→ SOURCE RECORDS
— begin —

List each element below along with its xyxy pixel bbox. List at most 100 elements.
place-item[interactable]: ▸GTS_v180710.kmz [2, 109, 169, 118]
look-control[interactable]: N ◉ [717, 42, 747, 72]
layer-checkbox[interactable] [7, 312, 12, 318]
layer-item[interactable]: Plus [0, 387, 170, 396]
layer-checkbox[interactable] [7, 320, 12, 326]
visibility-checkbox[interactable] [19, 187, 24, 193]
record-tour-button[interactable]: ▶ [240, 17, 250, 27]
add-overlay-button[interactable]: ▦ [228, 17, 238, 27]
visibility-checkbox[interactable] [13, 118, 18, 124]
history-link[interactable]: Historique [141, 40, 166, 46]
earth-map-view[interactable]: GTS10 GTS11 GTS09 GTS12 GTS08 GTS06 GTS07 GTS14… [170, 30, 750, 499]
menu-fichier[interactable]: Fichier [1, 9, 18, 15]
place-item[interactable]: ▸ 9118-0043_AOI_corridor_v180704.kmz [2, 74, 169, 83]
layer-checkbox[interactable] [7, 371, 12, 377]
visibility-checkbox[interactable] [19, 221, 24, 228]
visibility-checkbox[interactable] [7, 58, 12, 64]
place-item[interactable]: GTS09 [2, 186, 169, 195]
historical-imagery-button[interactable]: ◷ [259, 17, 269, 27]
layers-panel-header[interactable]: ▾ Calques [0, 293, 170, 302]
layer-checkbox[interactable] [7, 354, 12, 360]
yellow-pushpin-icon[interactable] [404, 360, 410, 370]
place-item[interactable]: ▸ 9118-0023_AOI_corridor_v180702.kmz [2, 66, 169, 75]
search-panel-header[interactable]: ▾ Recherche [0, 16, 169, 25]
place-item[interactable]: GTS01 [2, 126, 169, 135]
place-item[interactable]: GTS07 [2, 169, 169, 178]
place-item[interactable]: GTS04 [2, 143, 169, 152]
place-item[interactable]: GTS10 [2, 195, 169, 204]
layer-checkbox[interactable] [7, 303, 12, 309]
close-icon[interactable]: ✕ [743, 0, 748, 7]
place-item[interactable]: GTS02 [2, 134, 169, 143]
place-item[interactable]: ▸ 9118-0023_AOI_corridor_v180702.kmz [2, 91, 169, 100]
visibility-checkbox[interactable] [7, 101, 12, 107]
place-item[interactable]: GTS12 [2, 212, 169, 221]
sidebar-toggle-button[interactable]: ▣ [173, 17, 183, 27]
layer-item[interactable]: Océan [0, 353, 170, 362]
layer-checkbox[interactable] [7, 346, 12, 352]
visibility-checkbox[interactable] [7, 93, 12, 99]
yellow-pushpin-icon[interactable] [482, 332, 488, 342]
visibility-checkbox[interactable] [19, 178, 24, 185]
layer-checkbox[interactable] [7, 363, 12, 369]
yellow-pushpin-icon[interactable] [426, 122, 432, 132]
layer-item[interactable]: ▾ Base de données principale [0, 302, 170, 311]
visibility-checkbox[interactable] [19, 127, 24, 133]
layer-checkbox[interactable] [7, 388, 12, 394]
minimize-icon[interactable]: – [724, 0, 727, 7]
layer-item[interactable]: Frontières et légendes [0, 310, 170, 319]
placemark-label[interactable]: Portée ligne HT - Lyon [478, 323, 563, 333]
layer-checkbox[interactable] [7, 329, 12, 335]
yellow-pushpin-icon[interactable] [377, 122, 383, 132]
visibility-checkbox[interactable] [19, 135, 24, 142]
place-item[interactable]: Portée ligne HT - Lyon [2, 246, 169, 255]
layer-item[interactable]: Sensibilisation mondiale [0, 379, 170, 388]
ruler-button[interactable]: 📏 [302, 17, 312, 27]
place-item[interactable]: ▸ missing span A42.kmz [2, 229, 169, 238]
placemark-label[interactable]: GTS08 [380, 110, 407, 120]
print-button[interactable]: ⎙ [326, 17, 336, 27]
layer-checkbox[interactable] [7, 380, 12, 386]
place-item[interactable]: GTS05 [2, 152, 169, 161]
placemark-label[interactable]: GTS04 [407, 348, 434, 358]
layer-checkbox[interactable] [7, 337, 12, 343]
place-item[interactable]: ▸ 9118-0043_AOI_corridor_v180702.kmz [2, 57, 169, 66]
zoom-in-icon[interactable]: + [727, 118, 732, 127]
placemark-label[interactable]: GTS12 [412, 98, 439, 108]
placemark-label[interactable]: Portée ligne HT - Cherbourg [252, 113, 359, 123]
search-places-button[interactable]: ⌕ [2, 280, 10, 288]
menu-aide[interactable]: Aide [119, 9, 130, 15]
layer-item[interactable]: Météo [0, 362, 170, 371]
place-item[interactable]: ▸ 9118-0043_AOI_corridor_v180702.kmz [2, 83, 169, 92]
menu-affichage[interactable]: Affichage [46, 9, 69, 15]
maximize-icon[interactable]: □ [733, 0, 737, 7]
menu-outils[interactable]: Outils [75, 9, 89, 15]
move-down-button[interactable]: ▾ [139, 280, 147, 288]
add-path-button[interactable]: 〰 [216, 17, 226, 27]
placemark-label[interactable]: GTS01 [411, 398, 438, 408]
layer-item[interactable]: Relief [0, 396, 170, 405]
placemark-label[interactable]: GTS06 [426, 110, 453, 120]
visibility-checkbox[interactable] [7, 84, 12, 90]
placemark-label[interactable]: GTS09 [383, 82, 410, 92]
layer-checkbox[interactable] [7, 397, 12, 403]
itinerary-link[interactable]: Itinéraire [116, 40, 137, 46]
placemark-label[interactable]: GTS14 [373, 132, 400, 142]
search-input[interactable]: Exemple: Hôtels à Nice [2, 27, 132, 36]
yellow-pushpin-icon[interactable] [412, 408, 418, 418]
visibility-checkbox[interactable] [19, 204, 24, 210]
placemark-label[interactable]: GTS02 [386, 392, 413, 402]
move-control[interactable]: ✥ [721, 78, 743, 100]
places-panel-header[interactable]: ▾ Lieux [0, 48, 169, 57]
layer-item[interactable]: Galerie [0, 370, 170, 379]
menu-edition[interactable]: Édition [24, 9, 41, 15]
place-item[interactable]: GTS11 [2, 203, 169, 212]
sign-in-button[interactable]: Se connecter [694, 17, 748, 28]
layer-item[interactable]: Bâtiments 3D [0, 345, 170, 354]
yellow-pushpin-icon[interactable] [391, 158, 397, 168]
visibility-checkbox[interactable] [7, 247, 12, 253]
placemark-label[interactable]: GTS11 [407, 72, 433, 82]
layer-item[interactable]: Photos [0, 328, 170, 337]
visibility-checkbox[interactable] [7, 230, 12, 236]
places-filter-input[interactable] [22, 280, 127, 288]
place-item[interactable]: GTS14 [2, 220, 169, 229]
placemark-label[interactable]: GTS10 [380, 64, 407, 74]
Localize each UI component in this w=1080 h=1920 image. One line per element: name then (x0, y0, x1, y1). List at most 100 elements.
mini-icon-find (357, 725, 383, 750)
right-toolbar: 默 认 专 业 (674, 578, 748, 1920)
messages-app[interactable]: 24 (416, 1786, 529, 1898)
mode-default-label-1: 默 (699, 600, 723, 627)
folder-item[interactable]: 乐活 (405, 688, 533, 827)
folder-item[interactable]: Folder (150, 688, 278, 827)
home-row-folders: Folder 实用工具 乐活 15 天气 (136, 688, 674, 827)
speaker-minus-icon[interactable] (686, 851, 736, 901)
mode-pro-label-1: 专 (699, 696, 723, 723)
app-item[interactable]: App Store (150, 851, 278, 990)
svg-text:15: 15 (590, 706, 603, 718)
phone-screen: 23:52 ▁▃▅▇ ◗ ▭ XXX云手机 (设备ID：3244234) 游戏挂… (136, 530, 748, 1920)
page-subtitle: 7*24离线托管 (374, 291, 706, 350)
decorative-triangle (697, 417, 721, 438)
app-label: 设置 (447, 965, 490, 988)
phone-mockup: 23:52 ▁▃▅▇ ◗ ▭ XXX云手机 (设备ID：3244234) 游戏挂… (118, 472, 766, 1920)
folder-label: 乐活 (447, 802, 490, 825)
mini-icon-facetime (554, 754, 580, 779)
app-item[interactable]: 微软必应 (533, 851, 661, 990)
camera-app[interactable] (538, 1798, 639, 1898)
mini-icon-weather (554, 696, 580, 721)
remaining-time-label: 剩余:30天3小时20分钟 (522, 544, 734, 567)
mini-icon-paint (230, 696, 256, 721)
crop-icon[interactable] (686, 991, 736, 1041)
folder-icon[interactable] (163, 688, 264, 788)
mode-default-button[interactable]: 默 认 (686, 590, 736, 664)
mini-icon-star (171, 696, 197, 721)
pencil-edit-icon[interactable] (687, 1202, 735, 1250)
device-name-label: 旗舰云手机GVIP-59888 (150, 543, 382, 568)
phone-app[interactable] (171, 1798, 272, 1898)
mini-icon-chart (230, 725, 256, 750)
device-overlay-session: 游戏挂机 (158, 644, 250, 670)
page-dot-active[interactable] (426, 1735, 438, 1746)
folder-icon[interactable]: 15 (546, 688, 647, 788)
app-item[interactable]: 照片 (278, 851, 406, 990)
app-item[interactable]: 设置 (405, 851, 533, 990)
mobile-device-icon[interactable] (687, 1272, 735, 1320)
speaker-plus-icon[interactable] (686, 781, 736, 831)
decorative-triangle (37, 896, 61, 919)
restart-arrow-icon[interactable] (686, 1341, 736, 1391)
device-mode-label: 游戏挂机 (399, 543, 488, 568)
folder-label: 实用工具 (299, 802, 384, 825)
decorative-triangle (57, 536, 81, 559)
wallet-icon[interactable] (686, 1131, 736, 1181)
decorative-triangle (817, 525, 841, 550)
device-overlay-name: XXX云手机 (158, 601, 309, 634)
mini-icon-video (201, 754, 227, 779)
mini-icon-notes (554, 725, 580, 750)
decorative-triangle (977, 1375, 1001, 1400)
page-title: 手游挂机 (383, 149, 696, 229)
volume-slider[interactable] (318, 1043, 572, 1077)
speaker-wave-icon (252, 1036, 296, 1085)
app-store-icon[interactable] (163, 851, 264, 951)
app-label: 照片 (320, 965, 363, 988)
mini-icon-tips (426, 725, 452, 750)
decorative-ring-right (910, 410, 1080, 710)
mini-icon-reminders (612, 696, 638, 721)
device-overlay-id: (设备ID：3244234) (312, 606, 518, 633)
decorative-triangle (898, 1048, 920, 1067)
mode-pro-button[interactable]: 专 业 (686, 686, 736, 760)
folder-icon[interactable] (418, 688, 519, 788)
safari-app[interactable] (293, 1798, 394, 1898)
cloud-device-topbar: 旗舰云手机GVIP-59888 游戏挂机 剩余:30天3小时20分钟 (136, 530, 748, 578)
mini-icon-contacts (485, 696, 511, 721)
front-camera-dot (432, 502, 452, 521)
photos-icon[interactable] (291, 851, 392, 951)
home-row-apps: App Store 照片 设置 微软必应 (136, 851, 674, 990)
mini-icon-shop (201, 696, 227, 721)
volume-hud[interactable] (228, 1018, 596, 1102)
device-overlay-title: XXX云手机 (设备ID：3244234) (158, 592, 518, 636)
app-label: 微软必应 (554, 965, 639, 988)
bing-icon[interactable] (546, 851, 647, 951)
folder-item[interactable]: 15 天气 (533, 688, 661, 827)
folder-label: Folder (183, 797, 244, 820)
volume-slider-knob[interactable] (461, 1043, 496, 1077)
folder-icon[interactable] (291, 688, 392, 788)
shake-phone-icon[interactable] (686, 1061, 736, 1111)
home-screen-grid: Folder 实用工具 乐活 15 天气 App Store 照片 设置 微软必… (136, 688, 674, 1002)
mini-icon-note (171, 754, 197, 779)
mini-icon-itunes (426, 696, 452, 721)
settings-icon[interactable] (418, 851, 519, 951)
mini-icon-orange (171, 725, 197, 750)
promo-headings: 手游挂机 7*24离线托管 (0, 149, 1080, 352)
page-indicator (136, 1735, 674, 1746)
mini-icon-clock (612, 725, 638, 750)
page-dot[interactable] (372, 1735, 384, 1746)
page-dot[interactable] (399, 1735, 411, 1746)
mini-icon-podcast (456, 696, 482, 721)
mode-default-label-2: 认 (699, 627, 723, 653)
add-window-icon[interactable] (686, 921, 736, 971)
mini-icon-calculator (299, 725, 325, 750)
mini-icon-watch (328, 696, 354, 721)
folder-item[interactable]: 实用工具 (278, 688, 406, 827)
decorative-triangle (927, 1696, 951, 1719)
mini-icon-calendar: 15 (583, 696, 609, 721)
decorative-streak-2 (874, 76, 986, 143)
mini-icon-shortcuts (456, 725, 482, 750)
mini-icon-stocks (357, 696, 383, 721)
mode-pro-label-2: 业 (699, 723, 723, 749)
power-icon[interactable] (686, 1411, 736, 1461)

— end —

→ GIVEN INSTRUCTION
Rewrite the data from its first line through the line with "add-overlay-button[interactable]: ▦ [228, 17, 238, 27]", switching "layer-checkbox" to "layer-toggle" and changing nothing else.

→ THE SOLUTION
List each element below along with its xyxy pixel bbox. List at most 100 elements.
place-item[interactable]: ▸GTS_v180710.kmz [2, 109, 169, 118]
look-control[interactable]: N ◉ [717, 42, 747, 72]
layer-toggle[interactable] [7, 312, 12, 318]
layer-item[interactable]: Plus [0, 387, 170, 396]
layer-toggle[interactable] [7, 320, 12, 326]
visibility-checkbox[interactable] [19, 187, 24, 193]
record-tour-button[interactable]: ▶ [240, 17, 250, 27]
add-overlay-button[interactable]: ▦ [228, 17, 238, 27]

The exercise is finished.